Task details:
Continue the passage below on the first-quarter drop in U.S. venture capital funding, picking up after its last sentence.

Top of Excerpt to read

As if fledgling, pre-profit companies didn’t have enough challenges in the current economy, in the first quarter venture capitalists (VCs) drastically pulled back financing activity in U.S.-based startups.
Data from PitchBook and the National Venture Capital Association showed the dollar value of total venture investments fell to $37 billion last quarter, down from $82.4 billion one year ago.
Companies looking for angel and seed VC money, generally the riskiest startups to invest in, were hit particularly hard: deal value fell to $3.3 billion, down more than half from the same quarter a year ago, and the number of deals fell near 30%. (See chart.)
Angel and seed deals also comprised only about one-third of all financings, when they usually average nearly 50%. Moreover, VCs seem to be sticking to the largest, best transactions: angel and seed activity was concentrated in rounds of $5 million or more, and the median deal size increased.
“It appears that investors still willing to take bets on the earliest-stage startups are primarily taking the risk on the cream of the crop: larger startups with more proven business models,” according to the PitchBook/NVCA venture monitor report.
Early-stage venture investments, usually classified as “A” or “B” rounds, also slowed considerably to 824 deals worth $9.6 billion, a total deal value below $10 billion for the first time in 11 quarters.
Late-stage deal aggregate value took a similar nosedive in Q1, declining for the seventh straight quarter to $11.6 billion. These companies have been affected by fewer investments from nontraditional investors, including corporate venture capital, private equity firms, asset managers, and sovereign wealth funds. In Q1, just $7.8 billion of late-stage deal value involved a nontraditional investor, only 10% of the sum invested last year.
These investors usually “heavily commit capital to late-and venture-growth-stage deals, where they can take advantage of adjusted risk profiles and a close exit proximity to generate sizable returns,” according to PitchBook/NVCA.
Meanwhile, startups hoping to provide exits to their investors have been stymied by the closed IPO market and still-lofty valuations: In Q1 2023, the quarterly exit value landed at its lowest level since 2013; 227 exits were completed with an aggregate value of $5.8 billion.
Public listings made up less than 10% of those, with acquisitions accounting for more than 60%.

Bottom of Excerpt to read
Top of Dataset records

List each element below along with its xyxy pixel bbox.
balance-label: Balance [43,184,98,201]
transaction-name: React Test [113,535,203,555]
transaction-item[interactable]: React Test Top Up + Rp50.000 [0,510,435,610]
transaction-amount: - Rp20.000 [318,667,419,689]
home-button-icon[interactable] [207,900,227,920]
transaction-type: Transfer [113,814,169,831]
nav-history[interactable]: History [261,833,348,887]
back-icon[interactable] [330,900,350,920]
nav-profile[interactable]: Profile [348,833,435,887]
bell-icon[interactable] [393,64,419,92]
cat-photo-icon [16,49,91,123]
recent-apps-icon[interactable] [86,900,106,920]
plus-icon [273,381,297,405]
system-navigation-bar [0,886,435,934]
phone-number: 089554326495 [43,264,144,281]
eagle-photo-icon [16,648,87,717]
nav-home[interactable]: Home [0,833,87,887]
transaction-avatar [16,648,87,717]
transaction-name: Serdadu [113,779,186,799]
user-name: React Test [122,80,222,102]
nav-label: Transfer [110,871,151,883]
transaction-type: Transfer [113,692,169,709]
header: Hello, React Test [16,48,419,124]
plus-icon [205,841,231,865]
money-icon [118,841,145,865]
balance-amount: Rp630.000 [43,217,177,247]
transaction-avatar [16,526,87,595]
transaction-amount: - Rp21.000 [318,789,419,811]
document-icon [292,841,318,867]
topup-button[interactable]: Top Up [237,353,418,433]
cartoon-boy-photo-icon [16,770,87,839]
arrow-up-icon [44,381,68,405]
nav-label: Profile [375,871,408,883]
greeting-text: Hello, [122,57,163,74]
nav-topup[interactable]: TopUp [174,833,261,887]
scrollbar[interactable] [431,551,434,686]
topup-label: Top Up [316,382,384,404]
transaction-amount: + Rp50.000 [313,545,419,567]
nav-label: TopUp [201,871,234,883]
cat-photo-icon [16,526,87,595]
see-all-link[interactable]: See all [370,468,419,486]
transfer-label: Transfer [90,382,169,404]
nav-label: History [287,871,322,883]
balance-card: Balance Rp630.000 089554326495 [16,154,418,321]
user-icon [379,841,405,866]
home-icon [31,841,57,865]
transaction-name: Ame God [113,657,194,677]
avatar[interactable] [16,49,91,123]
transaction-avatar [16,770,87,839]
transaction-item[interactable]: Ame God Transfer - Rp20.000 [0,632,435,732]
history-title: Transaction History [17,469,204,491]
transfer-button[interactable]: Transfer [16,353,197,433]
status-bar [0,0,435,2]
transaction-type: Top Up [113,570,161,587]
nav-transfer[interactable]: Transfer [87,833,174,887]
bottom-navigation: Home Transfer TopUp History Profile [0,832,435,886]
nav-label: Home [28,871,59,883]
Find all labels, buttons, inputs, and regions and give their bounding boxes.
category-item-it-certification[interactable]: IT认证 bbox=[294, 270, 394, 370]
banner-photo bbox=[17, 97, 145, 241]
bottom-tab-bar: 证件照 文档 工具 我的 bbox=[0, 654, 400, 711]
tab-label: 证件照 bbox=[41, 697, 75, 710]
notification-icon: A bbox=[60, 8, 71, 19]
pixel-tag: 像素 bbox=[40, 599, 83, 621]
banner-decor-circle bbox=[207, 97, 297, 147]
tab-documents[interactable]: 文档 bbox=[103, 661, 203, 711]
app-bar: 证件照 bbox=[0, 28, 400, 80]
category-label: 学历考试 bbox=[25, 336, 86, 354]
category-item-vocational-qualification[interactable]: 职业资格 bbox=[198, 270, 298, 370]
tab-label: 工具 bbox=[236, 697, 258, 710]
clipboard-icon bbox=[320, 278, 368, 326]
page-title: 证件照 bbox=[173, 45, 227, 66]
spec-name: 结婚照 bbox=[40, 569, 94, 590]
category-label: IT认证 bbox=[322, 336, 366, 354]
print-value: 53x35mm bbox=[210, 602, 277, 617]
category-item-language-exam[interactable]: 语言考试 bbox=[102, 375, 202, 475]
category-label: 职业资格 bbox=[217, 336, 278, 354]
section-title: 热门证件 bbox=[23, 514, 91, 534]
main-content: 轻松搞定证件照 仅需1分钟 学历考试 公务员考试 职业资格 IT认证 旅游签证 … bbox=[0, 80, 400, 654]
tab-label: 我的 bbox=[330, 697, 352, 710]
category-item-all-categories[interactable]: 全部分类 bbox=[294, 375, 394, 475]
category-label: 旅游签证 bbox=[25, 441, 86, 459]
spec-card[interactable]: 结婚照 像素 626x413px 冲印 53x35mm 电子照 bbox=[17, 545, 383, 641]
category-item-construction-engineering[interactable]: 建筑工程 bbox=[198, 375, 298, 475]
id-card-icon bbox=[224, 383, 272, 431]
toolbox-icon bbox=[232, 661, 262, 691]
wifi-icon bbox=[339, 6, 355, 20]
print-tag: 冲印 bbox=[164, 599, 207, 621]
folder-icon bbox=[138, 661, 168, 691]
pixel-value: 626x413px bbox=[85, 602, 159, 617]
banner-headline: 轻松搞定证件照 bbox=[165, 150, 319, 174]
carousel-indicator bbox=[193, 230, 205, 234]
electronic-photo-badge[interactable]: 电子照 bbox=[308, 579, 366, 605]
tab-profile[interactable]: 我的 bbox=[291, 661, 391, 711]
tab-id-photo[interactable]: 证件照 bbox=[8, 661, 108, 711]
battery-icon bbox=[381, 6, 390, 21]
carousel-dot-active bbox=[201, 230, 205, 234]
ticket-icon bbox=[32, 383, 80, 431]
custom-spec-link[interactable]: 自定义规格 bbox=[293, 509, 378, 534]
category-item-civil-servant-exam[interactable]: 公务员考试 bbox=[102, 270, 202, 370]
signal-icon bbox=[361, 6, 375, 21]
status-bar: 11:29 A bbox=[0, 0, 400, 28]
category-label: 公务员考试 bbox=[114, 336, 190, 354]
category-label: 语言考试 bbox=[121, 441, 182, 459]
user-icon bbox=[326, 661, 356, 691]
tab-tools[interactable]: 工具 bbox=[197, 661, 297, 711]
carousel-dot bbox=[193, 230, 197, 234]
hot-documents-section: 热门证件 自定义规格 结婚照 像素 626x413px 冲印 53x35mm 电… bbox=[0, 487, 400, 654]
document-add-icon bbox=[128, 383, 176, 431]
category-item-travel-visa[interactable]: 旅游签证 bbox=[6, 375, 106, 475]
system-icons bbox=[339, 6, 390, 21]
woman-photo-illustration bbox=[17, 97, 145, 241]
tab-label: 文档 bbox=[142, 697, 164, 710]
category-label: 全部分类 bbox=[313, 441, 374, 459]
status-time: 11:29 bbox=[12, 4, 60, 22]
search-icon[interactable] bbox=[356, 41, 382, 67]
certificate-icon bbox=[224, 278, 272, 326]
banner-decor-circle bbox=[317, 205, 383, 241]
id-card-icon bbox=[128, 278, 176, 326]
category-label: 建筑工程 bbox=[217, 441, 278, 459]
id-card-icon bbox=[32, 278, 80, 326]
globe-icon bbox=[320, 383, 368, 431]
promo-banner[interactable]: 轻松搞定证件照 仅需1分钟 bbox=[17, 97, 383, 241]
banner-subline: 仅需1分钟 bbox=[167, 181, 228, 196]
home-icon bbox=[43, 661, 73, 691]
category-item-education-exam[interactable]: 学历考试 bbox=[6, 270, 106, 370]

Bottom of Dataset records

Answer for the task:
“Until the public equity market stabilizes, we expect startups sitting near the end of the venture lifecycle to continue to feel the pain inflicted by lower participation of nontraditional investors and an exit environment that is not yet ready to embrace companies going public,” said the PitchBook/NVCA report.
A curiosity in the data is the lack of “down rounds” — when a company raises a financing round of venture capital funding, and the company’s pre-money valuation is lower than the post-money valuation of the previous round, according to equity management platform Carta. While the report did not provide hard numbers on down rounds, it did indicate they will be on the ascent.
We expect a competitive and crowded capital-raising environment later this summer as cash runway burns down. — Ginger Chambless, JPMorgan Chase
Ginger Chambless, head of research in commercial banking at JPMorgan Chase, wrote in the PitchBook/NVCA report that “this is unsustainable in our view, and we expect venture valuations to reset lower over the next several quarters as startups that last raised in 2021 come to market,” said Chambless.
This cohort of startups — which includes more than 400 companies and one-third of all unicorn startups — has not needed to raise additional rounds yet, leaving valuations marked at previously lofty levels, according to Chambless. “We expect a competitive and crowded capital-raising environment later this summer as cash runway burns down,” she said.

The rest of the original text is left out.